Entries with figure data
────────────────

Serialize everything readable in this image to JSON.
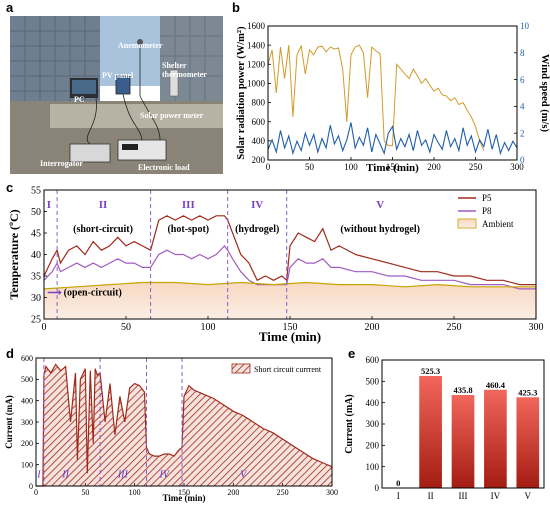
{
  "panel_labels": {
    "a": "a",
    "b": "b",
    "c": "c",
    "d": "d",
    "e": "e"
  },
  "photo": {
    "labels": {
      "anemometer": "Anemometer",
      "shelter": "Shelter\nthermometer",
      "pv": "PV panel",
      "pc": "PC",
      "meter": "Solar power meter",
      "interrogator": "Interrogator",
      "load": "Electronic load"
    },
    "colors": {
      "sky": "#a9c3dd",
      "building": "#6f7f8f",
      "ground": "#8a8478",
      "bench": "#b8b2a4"
    }
  },
  "chart_data": [
    {
      "id": "b",
      "type": "line",
      "xlabel": "Time (min)",
      "ylabel": "Solar radiation power (W/m²)",
      "ylabel2": "Wind speed (m/s)",
      "xlim": [
        0,
        300
      ],
      "ylim": [
        200,
        1600
      ],
      "ylim2": [
        0,
        10
      ],
      "xticks": [
        "0",
        "50",
        "100",
        "150",
        "200",
        "250",
        "300"
      ],
      "yticks": [
        "200",
        "400",
        "600",
        "800",
        "1000",
        "1200",
        "1400",
        "1600"
      ],
      "yticks2": [
        "0",
        "2",
        "4",
        "6",
        "8",
        "10"
      ],
      "series": [
        {
          "color": "#d29b2a",
          "axis": "left",
          "x": [
            0,
            5,
            10,
            15,
            20,
            25,
            30,
            35,
            40,
            45,
            50,
            55,
            60,
            65,
            70,
            75,
            80,
            85,
            90,
            95,
            100,
            105,
            110,
            115,
            120,
            125,
            130,
            135,
            140,
            145,
            150,
            155,
            160,
            165,
            170,
            175,
            180,
            185,
            190,
            195,
            200,
            205,
            210,
            215,
            220,
            225,
            230,
            235,
            240,
            245,
            250,
            255,
            260
          ],
          "y": [
            1200,
            1350,
            900,
            1380,
            1050,
            1400,
            650,
            1300,
            1390,
            1100,
            1350,
            1300,
            1380,
            1390,
            1330,
            1380,
            1360,
            1370,
            1150,
            600,
            1300,
            1380,
            1400,
            1320,
            850,
            1380,
            1340,
            1310,
            400,
            350,
            350,
            1200,
            1150,
            1100,
            1050,
            1150,
            1080,
            1000,
            1050,
            980,
            920,
            950,
            880,
            870,
            820,
            850,
            780,
            800,
            720,
            650,
            550,
            400,
            300
          ]
        },
        {
          "color": "#1f5fa8",
          "axis": "right",
          "x": [
            0,
            5,
            10,
            15,
            20,
            25,
            30,
            35,
            40,
            45,
            50,
            55,
            60,
            65,
            70,
            75,
            80,
            85,
            90,
            95,
            100,
            105,
            110,
            115,
            120,
            125,
            130,
            135,
            140,
            145,
            150,
            155,
            160,
            165,
            170,
            175,
            180,
            185,
            190,
            195,
            200,
            205,
            210,
            215,
            220,
            225,
            230,
            235,
            240,
            245,
            250,
            255,
            260,
            265,
            270,
            275,
            280,
            285,
            290,
            295,
            300
          ],
          "y": [
            0.8,
            1.5,
            0.6,
            2.2,
            0.9,
            1.8,
            0.5,
            1.4,
            0.7,
            2.0,
            1.1,
            1.9,
            0.6,
            1.6,
            0.9,
            2.6,
            1.2,
            1.8,
            0.7,
            1.5,
            2.8,
            0.9,
            1.7,
            1.1,
            2.4,
            0.6,
            1.9,
            1.2,
            0.5,
            2.0,
            2.5,
            0.8,
            1.6,
            1.0,
            1.9,
            0.7,
            2.2,
            1.1,
            1.5,
            0.6,
            1.9,
            1.3,
            0.8,
            2.2,
            1.0,
            1.6,
            0.7,
            2.4,
            1.1,
            1.8,
            0.6,
            1.5,
            1.0,
            2.3,
            0.8,
            1.9,
            0.5,
            1.3,
            0.7,
            1.4,
            0.9
          ]
        }
      ]
    },
    {
      "id": "c",
      "type": "line",
      "xlabel": "Time (min)",
      "ylabel": "Temperature (ºC)",
      "xlim": [
        0,
        300
      ],
      "ylim": [
        25,
        55
      ],
      "xticks": [
        "0",
        "50",
        "100",
        "150",
        "200",
        "250",
        "300"
      ],
      "yticks": [
        "25",
        "30",
        "35",
        "40",
        "45",
        "50",
        "55"
      ],
      "phase_dividers": [
        8,
        65,
        112,
        148
      ],
      "phases": [
        {
          "roman": "I",
          "desc": ""
        },
        {
          "roman": "II",
          "desc": "(short-circuit)"
        },
        {
          "roman": "III",
          "desc": "(hot-spot)"
        },
        {
          "roman": "IV",
          "desc": "(hydrogel)"
        },
        {
          "roman": "V",
          "desc": "(without hydrogel)"
        }
      ],
      "annotation": "(open-circuit)",
      "legend": [
        "P5",
        "P8",
        "Ambient"
      ],
      "series": [
        {
          "name": "P5",
          "color": "#a0291b",
          "x": [
            0,
            5,
            8,
            10,
            15,
            20,
            25,
            30,
            35,
            40,
            45,
            50,
            55,
            60,
            65,
            70,
            75,
            80,
            85,
            90,
            95,
            100,
            105,
            110,
            112,
            115,
            120,
            125,
            130,
            135,
            140,
            145,
            148,
            150,
            155,
            160,
            165,
            170,
            175,
            180,
            190,
            200,
            210,
            220,
            230,
            240,
            250,
            260,
            270,
            280,
            290,
            300
          ],
          "y": [
            35,
            39,
            41,
            38,
            41,
            42,
            40,
            43,
            41,
            42,
            44,
            42,
            43,
            42,
            41,
            48,
            49,
            48,
            49,
            48,
            49,
            48,
            49,
            49,
            48,
            45,
            40,
            38,
            34,
            35,
            34,
            35,
            34,
            42,
            45,
            44,
            43,
            46,
            41,
            42,
            40,
            39,
            38,
            37,
            36,
            36,
            35,
            35,
            34,
            34,
            33,
            33
          ]
        },
        {
          "name": "P8",
          "color": "#a05cc0",
          "x": [
            0,
            5,
            8,
            10,
            15,
            20,
            25,
            30,
            35,
            40,
            45,
            50,
            55,
            60,
            65,
            70,
            75,
            80,
            85,
            90,
            95,
            100,
            105,
            110,
            112,
            115,
            120,
            125,
            130,
            135,
            140,
            145,
            148,
            150,
            155,
            160,
            165,
            170,
            175,
            180,
            190,
            200,
            210,
            220,
            230,
            240,
            250,
            260,
            270,
            280,
            290,
            300
          ],
          "y": [
            34,
            36,
            38,
            36,
            37,
            38,
            37,
            38,
            37,
            38,
            39,
            38,
            38,
            37,
            37,
            40,
            41,
            40,
            40,
            39,
            40,
            39,
            40,
            42,
            41,
            39,
            36,
            34,
            33,
            33,
            33,
            33,
            33,
            37,
            39,
            38,
            38,
            39,
            37,
            37,
            36,
            36,
            35,
            35,
            34,
            34,
            34,
            33,
            33,
            33,
            32,
            32
          ]
        },
        {
          "name": "Ambient",
          "color": "#c9a300",
          "x": [
            0,
            20,
            40,
            60,
            80,
            100,
            120,
            140,
            160,
            180,
            200,
            220,
            240,
            260,
            280,
            300
          ],
          "y": [
            32,
            32.5,
            33,
            33.5,
            33.5,
            33,
            33.5,
            33,
            33.5,
            33,
            33,
            32.5,
            33,
            32.5,
            32.5,
            32.5
          ]
        }
      ]
    },
    {
      "id": "d",
      "type": "area",
      "xlabel": "Time (min)",
      "ylabel": "Current (mA)",
      "xlim": [
        0,
        300
      ],
      "ylim": [
        0,
        600
      ],
      "xticks": [
        "0",
        "50",
        "100",
        "150",
        "200",
        "250",
        "300"
      ],
      "yticks": [
        "0",
        "100",
        "200",
        "300",
        "400",
        "500",
        "600"
      ],
      "phase_dividers": [
        8,
        65,
        112,
        148
      ],
      "phase_labels": [
        "I",
        "II",
        "III",
        "IV",
        "V"
      ],
      "legend": [
        "Short circuit currrent"
      ],
      "series": [
        {
          "name": "Short circuit currrent",
          "color": "#a0291b",
          "x": [
            0,
            7,
            8,
            10,
            15,
            20,
            25,
            30,
            35,
            40,
            42,
            45,
            50,
            52,
            55,
            58,
            60,
            62,
            65,
            70,
            75,
            80,
            85,
            90,
            95,
            100,
            105,
            110,
            112,
            115,
            120,
            125,
            130,
            135,
            140,
            145,
            148,
            150,
            155,
            160,
            170,
            180,
            190,
            200,
            210,
            220,
            230,
            240,
            250,
            260,
            270,
            280,
            290,
            300
          ],
          "y": [
            0,
            0,
            520,
            560,
            530,
            570,
            540,
            560,
            300,
            530,
            120,
            500,
            550,
            60,
            540,
            200,
            550,
            520,
            530,
            300,
            480,
            240,
            420,
            300,
            460,
            480,
            470,
            440,
            180,
            150,
            140,
            140,
            150,
            150,
            140,
            170,
            180,
            420,
            470,
            450,
            430,
            410,
            380,
            350,
            330,
            300,
            270,
            250,
            220,
            190,
            160,
            130,
            110,
            90
          ]
        }
      ]
    },
    {
      "id": "e",
      "type": "bar",
      "ylabel": "Current (mA)",
      "ylim": [
        0,
        600
      ],
      "yticks": [
        "0",
        "100",
        "200",
        "300",
        "400",
        "500",
        "600"
      ],
      "categories": [
        "I",
        "II",
        "III",
        "IV",
        "V"
      ],
      "values": [
        0,
        525.3,
        435.8,
        460.4,
        425.3
      ],
      "labels": [
        "0",
        "525.3",
        "435.8",
        "460.4",
        "425.3"
      ]
    }
  ]
}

────────────────

> _What to work on_:
Gather, from the listing above, every line carrying the word "circuit".

> _Exercise answer_:
          "desc": "(short-circuit)"
      "annotation": "(open-circuit)",
        "Short circuit currrent"
          "name": "Short circuit currrent",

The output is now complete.